───── Data section

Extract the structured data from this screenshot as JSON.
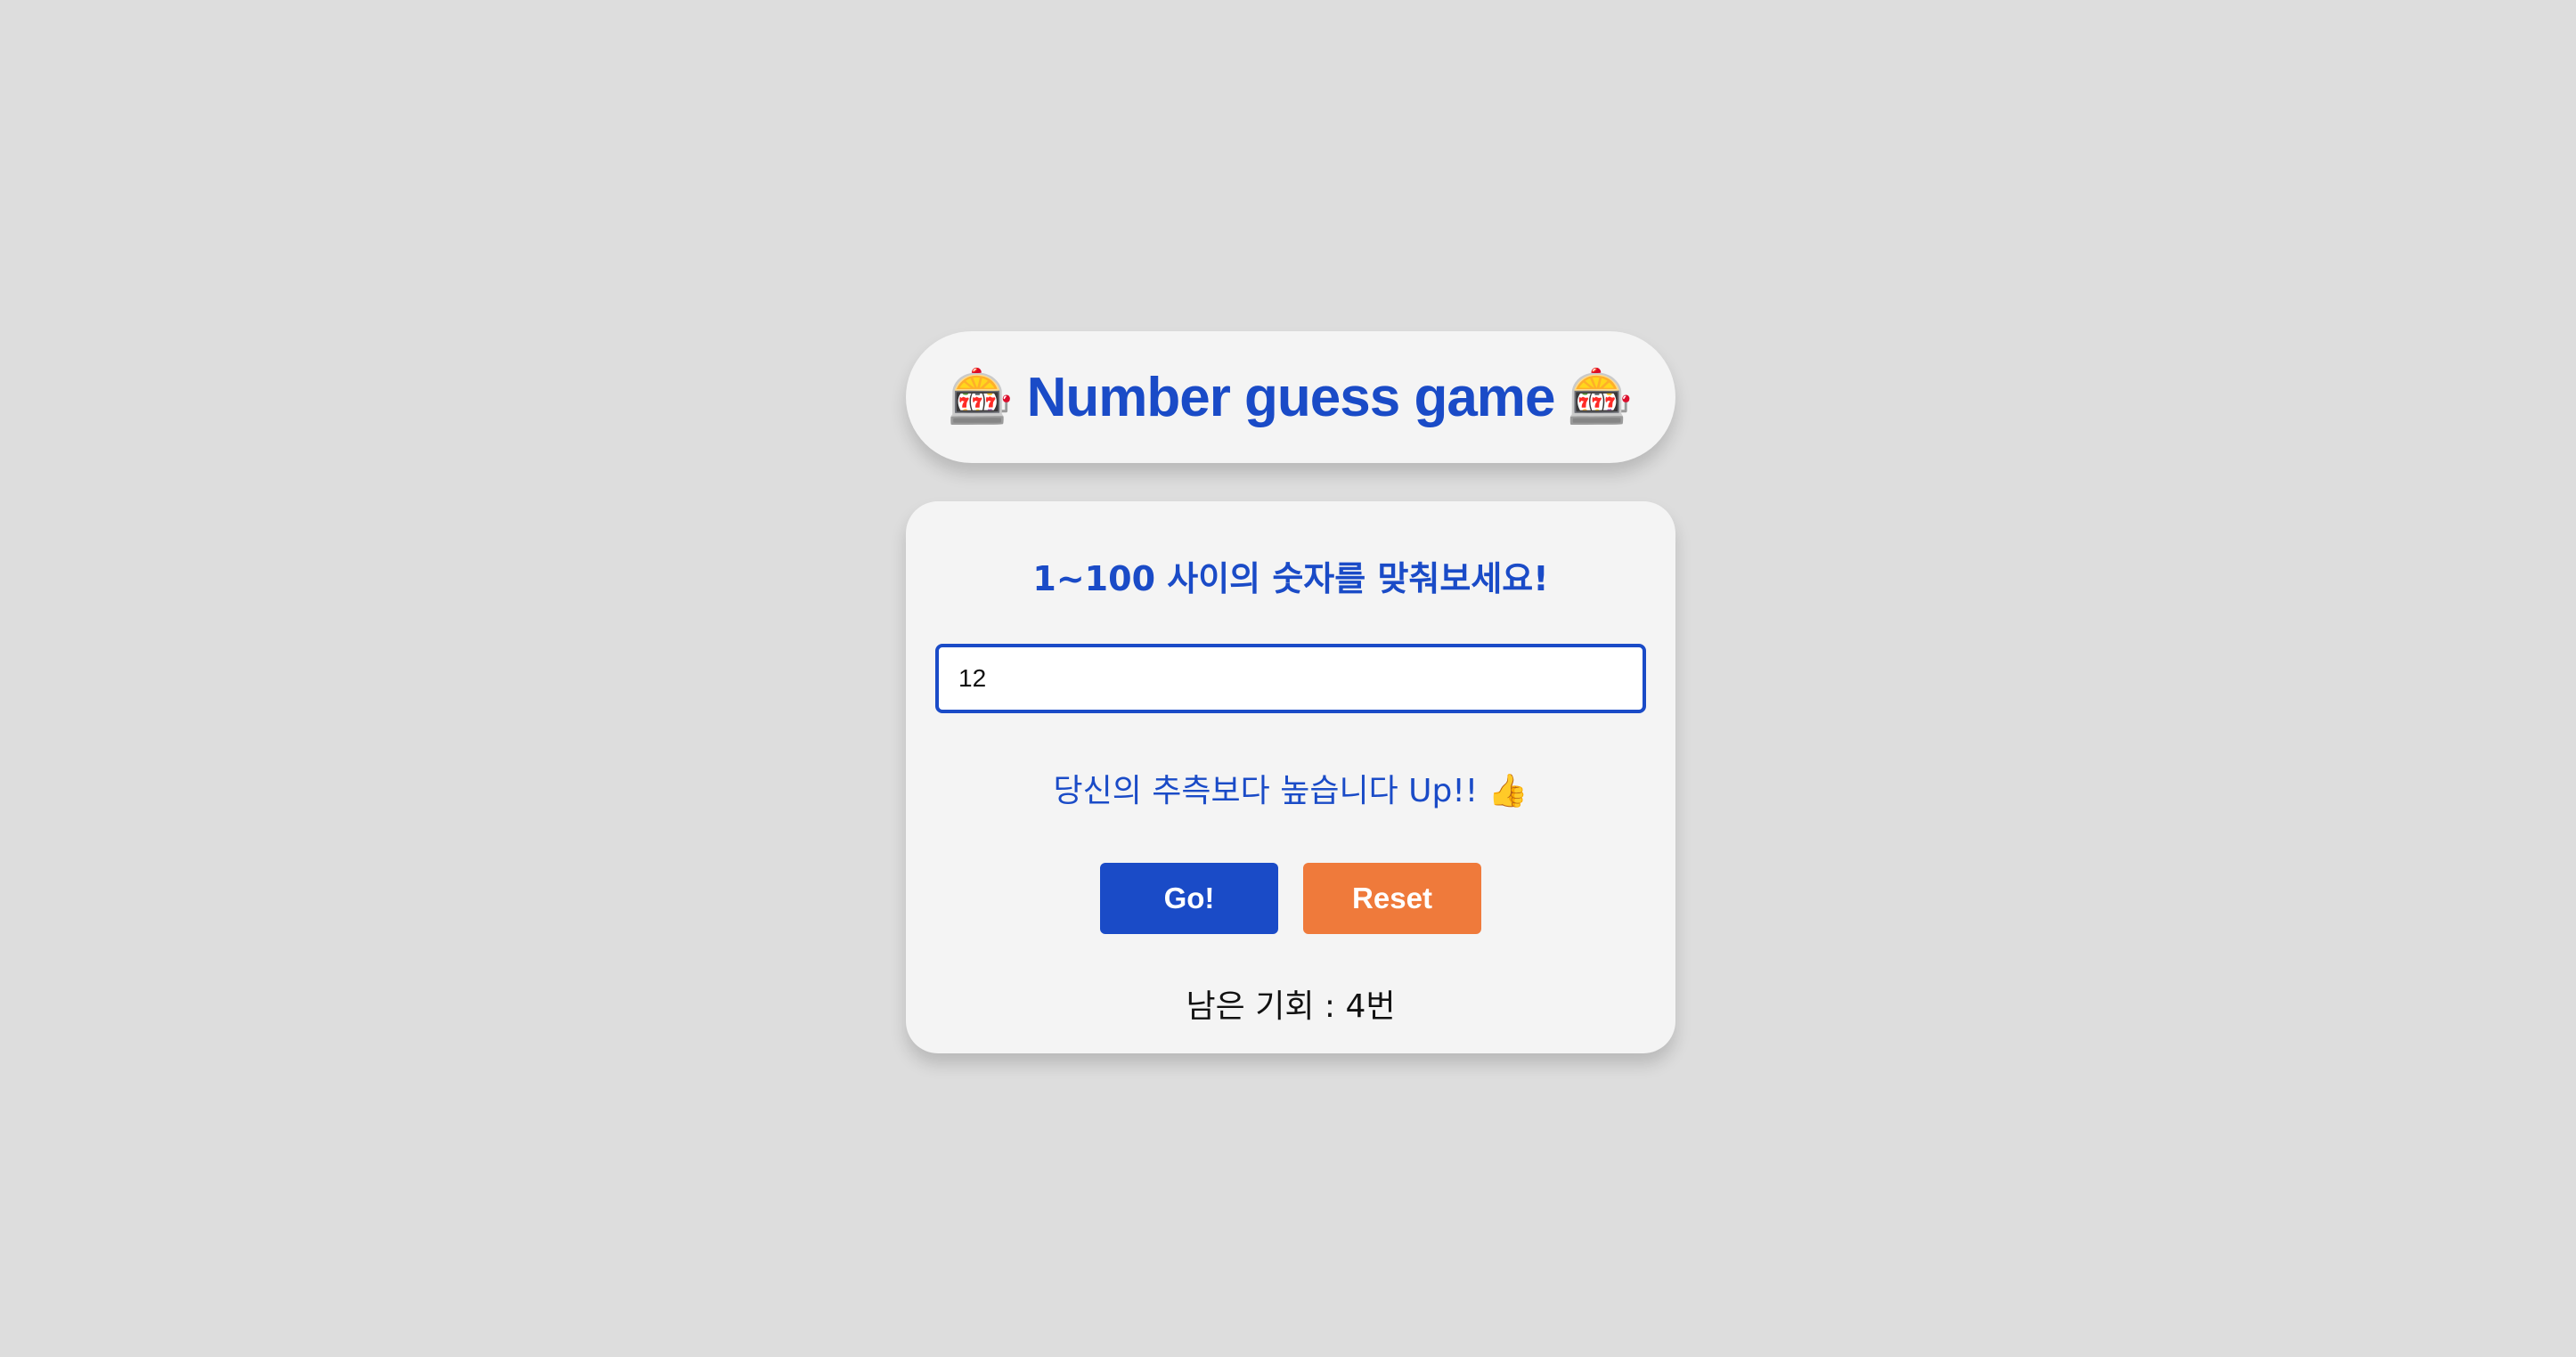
{
  "title": {
    "icon_left": "🎰",
    "text": "Number guess game",
    "icon_right": "🎰",
    "icon_name": "slot-machine-icon"
  },
  "game": {
    "prompt": "1~100 사이의 숫자를 맞춰보세요!",
    "input_value": "12",
    "result": "당신의 추측보다 높습니다 Up!! 👍",
    "go_label": "Go!",
    "reset_label": "Reset",
    "chances": "남은 기회 : 4번"
  },
  "colors": {
    "background": "#dddddd",
    "card": "#f4f4f4",
    "accent_blue": "#1a4bc7",
    "accent_orange": "#ef7a3b"
  }
}
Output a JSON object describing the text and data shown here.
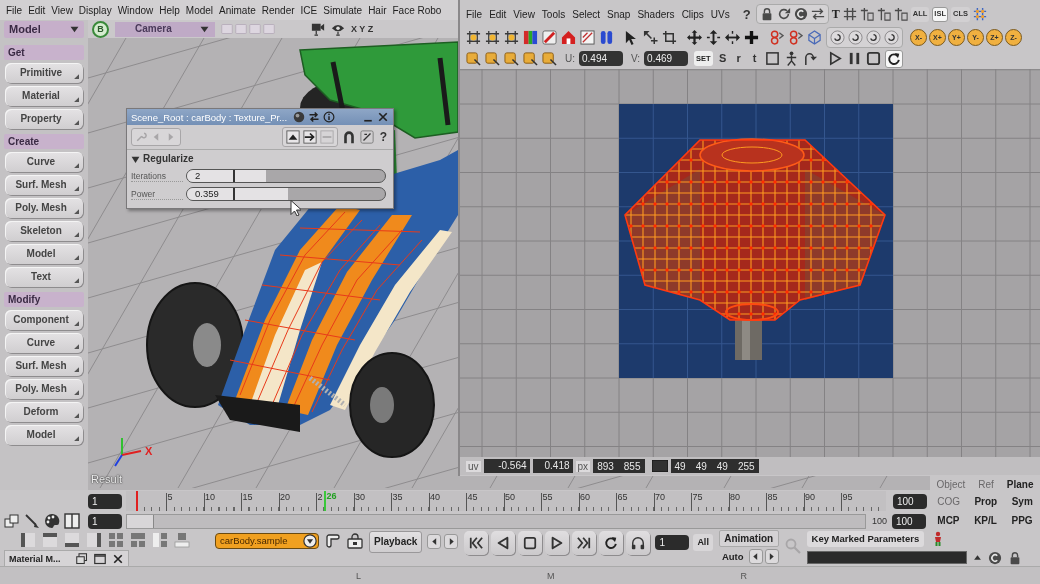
{
  "menubar": {
    "items": [
      "File",
      "Edit",
      "View",
      "Display",
      "Window",
      "Help",
      "Model",
      "Animate",
      "Render",
      "ICE",
      "Simulate",
      "Hair",
      "Face Robo"
    ]
  },
  "toolbar": {
    "mode": "Model",
    "sections": [
      {
        "title": "Get",
        "buttons": [
          "Primitive",
          "Material",
          "Property"
        ]
      },
      {
        "title": "Create",
        "buttons": [
          "Curve",
          "Surf. Mesh",
          "Poly. Mesh",
          "Skeleton",
          "Model",
          "Text"
        ]
      },
      {
        "title": "Modify",
        "buttons": [
          "Component",
          "Curve",
          "Surf. Mesh",
          "Poly. Mesh",
          "Deform",
          "Model"
        ]
      }
    ]
  },
  "viewport": {
    "view_letter": "B",
    "camera": "Camera",
    "axes": "X Y Z",
    "axis_label": "X",
    "label": "Result"
  },
  "property_editor": {
    "title": "Scene_Root : carBody : Texture_Pr...",
    "help": "?",
    "section": {
      "title": "Regularize",
      "expanded": true
    },
    "params": [
      {
        "label": "Iterations",
        "value": "2",
        "level": 0.4
      },
      {
        "label": "Power",
        "value": "0.359",
        "level": 0.51
      }
    ]
  },
  "uv_editor": {
    "menus": [
      "File",
      "Edit",
      "View",
      "Tools",
      "Select",
      "Snap",
      "Shaders",
      "Clips",
      "UVs"
    ],
    "help": "?",
    "text_tool": "T",
    "selection_modes": [
      {
        "label": "ALL",
        "selected": false
      },
      {
        "label": "ISL",
        "selected": true
      },
      {
        "label": "CLS",
        "selected": false
      }
    ],
    "axis_buttons": [
      "X-",
      "X+",
      "Y+",
      "Y-",
      "Z+",
      "Z-"
    ],
    "u_label": "U:",
    "u_value": "0.494",
    "v_label": "V:",
    "v_value": "0.469",
    "set_button": "SET",
    "transform_buttons": [
      "S",
      "r",
      "t"
    ],
    "loop_button": {
      "on": true
    },
    "status": {
      "uv_label": "uv",
      "u": "-0.564",
      "v": "0.418",
      "px_label": "px",
      "px": [
        "893",
        "855"
      ],
      "rgba": [
        "49",
        "49",
        "49",
        "255"
      ]
    }
  },
  "side_panel": {
    "tabs": [
      {
        "label": "Object",
        "disabled": true
      },
      {
        "label": "Ref",
        "disabled": true
      },
      {
        "label": "Plane",
        "disabled": false
      }
    ],
    "row_1": [
      {
        "label": "COG",
        "disabled": true
      },
      {
        "label": "Prop",
        "disabled": false
      },
      {
        "label": "Sym",
        "disabled": false
      }
    ],
    "row_2": [
      {
        "label": "MCP",
        "disabled": false
      },
      {
        "label": "KP/L",
        "disabled": false
      },
      {
        "label": "PPG",
        "disabled": false
      }
    ]
  },
  "timeline": {
    "start": "1",
    "range_start": "1",
    "ticks": [
      "5",
      "10",
      "15",
      "20",
      "2",
      "30",
      "35",
      "40",
      "45",
      "50",
      "55",
      "60",
      "65",
      "70",
      "75",
      "80",
      "85",
      "90",
      "95"
    ],
    "current_frame": "26",
    "range_slider": {
      "level": 0.035
    },
    "range_end_label": "100",
    "end": "100",
    "range_end": "100"
  },
  "playback": {
    "clip": "carBody.sample",
    "playback_button": "Playback",
    "frame": "1",
    "all_button": "All",
    "animation_button": "Animation",
    "auto_button": "Auto",
    "key_button": "Key Marked Parameters"
  },
  "docked_tab": {
    "label": "Material M..."
  },
  "status_bar": {
    "mouse_buttons": [
      "L",
      "M",
      "R"
    ]
  }
}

──────────

§ **What is required**
Using the listing, copy every line where the word "JSON" shows up.

§ **Answer for the task**
Extract the structured data from this screenshot as JSON.
Output a JSON object describing the text and data shown here.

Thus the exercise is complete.